What the task asks »
Separate out the lines that hold "رئيس".

------------------------------------------------

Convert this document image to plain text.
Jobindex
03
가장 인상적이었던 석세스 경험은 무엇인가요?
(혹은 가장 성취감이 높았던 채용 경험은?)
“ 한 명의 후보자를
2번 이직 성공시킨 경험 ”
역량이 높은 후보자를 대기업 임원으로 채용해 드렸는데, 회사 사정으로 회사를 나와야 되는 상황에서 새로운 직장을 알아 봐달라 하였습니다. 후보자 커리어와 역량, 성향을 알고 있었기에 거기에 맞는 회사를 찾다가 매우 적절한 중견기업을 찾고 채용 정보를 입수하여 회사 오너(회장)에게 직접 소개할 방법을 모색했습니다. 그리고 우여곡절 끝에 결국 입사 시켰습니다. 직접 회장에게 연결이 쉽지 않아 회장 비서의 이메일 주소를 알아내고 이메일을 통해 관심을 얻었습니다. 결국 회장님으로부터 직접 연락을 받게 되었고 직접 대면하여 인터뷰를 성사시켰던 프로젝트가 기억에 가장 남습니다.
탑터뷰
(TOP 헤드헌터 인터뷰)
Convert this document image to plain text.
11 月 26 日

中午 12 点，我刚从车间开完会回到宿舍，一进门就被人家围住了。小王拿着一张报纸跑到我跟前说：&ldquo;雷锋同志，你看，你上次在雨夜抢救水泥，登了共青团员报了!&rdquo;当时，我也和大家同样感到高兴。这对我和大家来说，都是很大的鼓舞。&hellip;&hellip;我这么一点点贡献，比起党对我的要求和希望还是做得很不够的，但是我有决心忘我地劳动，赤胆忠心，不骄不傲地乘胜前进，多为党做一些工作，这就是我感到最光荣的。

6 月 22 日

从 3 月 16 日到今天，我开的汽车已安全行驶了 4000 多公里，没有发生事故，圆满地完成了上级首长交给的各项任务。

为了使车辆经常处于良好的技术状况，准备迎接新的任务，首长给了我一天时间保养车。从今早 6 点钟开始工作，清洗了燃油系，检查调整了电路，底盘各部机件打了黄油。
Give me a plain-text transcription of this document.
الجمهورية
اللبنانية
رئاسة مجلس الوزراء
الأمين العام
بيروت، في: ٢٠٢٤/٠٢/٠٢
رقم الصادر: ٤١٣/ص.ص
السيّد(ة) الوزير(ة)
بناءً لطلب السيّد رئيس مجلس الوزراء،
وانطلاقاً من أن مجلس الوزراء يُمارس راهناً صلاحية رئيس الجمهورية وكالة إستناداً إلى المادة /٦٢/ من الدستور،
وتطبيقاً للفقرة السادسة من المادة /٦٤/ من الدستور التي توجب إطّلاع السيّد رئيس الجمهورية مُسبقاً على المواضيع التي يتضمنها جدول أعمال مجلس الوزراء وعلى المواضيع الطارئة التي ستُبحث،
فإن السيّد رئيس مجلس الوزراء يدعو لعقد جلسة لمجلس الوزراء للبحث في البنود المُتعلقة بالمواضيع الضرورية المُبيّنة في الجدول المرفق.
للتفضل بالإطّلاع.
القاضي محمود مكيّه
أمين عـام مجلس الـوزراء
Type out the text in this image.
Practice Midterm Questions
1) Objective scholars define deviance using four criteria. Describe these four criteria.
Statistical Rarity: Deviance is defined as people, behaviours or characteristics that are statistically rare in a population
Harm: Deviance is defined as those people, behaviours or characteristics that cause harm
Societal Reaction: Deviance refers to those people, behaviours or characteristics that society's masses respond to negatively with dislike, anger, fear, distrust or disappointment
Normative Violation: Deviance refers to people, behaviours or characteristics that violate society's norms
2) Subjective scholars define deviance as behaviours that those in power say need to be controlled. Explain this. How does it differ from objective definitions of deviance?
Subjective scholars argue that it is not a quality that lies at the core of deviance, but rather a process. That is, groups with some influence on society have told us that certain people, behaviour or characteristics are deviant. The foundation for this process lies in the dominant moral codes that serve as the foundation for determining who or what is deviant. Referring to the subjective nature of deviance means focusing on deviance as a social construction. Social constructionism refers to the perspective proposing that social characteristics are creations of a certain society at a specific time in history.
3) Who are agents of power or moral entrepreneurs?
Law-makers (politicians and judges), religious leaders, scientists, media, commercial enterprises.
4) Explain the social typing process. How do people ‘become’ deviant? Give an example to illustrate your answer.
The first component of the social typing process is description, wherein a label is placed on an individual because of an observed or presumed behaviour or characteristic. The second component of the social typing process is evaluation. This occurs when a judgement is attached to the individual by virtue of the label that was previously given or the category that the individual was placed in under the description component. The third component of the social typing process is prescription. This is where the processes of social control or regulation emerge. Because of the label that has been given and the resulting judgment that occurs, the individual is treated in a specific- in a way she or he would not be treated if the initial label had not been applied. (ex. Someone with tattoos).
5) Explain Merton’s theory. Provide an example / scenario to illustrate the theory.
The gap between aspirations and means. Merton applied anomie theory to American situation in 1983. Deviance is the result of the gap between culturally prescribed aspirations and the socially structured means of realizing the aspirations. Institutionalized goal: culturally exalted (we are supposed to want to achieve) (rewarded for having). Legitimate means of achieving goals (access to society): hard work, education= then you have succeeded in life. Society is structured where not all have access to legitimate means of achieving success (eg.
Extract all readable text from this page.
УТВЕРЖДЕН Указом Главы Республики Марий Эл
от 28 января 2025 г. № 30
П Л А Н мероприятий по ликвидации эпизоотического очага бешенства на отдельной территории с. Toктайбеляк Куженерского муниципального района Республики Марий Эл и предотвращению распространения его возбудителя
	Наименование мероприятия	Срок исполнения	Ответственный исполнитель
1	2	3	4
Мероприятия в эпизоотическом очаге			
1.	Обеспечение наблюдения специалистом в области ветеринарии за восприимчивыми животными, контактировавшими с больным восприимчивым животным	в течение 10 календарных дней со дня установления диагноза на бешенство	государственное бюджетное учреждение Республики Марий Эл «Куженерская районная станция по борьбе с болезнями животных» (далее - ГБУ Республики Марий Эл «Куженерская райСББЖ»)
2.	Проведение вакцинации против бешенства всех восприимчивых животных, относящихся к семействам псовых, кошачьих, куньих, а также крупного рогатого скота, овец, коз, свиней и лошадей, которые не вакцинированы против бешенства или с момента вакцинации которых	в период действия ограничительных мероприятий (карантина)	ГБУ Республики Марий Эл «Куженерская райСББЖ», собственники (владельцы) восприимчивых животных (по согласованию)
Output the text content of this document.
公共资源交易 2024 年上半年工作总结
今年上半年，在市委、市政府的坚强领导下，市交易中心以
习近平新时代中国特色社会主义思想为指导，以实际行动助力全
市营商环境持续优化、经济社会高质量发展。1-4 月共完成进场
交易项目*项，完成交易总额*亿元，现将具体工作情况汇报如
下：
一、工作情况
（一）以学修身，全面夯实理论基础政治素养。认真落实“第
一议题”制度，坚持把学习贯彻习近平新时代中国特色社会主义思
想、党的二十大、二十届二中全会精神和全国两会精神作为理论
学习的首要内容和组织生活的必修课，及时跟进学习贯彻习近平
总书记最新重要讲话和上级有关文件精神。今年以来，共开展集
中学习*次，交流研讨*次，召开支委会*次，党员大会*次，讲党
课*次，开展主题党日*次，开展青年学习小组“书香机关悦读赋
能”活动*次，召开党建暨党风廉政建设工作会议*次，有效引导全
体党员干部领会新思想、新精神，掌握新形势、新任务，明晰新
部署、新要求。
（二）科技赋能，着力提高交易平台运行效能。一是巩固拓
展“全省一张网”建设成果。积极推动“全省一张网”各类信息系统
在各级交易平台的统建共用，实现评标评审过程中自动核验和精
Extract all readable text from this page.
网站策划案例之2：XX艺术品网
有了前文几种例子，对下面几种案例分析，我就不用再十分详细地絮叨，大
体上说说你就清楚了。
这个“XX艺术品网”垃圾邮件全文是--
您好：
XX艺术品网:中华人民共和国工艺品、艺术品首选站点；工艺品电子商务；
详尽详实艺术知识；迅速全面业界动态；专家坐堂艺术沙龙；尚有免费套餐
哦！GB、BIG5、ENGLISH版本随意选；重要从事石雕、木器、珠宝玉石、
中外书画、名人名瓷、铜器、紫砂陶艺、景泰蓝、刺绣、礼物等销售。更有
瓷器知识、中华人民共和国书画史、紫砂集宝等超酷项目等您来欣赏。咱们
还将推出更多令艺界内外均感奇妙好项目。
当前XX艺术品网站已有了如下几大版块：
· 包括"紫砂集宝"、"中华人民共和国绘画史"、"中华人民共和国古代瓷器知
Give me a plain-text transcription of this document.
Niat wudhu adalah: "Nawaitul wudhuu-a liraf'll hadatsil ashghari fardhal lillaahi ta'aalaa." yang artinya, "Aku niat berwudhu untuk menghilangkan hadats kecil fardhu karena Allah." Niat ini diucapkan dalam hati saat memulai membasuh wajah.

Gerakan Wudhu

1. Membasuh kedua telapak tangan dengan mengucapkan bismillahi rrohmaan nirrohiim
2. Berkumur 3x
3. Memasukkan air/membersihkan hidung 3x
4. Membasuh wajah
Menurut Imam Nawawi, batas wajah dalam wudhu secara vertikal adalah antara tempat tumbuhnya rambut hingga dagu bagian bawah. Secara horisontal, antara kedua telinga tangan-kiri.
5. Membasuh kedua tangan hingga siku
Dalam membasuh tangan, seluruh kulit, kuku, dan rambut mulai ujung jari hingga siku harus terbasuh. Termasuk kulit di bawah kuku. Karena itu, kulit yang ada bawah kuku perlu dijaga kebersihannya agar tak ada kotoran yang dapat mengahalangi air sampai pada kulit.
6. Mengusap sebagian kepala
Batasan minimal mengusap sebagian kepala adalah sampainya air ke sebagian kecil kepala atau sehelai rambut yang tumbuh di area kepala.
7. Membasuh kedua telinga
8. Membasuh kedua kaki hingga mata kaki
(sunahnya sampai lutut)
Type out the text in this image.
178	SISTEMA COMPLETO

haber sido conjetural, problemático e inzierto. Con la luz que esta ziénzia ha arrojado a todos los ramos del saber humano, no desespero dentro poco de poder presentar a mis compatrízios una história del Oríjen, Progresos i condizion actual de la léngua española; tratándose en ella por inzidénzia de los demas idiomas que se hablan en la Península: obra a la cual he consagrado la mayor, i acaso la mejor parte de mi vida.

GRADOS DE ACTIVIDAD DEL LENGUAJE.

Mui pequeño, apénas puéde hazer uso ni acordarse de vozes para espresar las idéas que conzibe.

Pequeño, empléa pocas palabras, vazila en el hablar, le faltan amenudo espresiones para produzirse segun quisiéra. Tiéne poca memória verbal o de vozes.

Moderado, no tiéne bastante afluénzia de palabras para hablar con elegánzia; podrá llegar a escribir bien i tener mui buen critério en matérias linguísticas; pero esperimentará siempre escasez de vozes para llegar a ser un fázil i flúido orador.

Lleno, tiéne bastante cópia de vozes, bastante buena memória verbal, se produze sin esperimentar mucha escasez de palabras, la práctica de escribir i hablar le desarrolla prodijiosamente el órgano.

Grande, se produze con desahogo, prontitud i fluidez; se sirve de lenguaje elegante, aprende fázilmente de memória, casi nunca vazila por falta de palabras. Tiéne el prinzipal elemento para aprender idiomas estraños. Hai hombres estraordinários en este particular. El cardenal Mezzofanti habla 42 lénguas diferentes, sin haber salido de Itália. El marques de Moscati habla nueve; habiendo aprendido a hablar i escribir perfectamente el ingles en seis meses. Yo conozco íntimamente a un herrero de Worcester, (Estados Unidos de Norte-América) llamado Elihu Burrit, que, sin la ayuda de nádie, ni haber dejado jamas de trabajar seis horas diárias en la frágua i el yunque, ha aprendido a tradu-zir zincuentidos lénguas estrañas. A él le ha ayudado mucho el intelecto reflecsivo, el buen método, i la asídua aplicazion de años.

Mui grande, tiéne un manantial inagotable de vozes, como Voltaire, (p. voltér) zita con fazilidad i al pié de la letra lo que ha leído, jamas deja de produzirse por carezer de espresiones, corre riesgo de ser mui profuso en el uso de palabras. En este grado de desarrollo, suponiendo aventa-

------------------------------------------------

Complete response »
بناءً لطلب السيّد رئيس مجلس الوزراء،
وانطلاقاً من أن مجلس الوزراء يُمارس راهناً صلاحية رئيس الجمهورية وكالة إستناداً إلى المادة /٦٢/ من الدستور،
وتطبيقاً للفقرة السادسة من المادة /٦٤/ من الدستور التي توجب إطّلاع السيّد رئيس الجمهورية مُسبقاً على المواضيع التي يتضمنها جدول أعمال مجلس الوزراء وعلى المواضيع الطارئة التي ستُبحث،
فإن السيّد رئيس مجلس الوزراء يدعو لعقد جلسة لمجلس الوزراء للبحث في البنود المُتعلقة بالمواضيع الضرورية المُبيّنة في الجدول المرفق.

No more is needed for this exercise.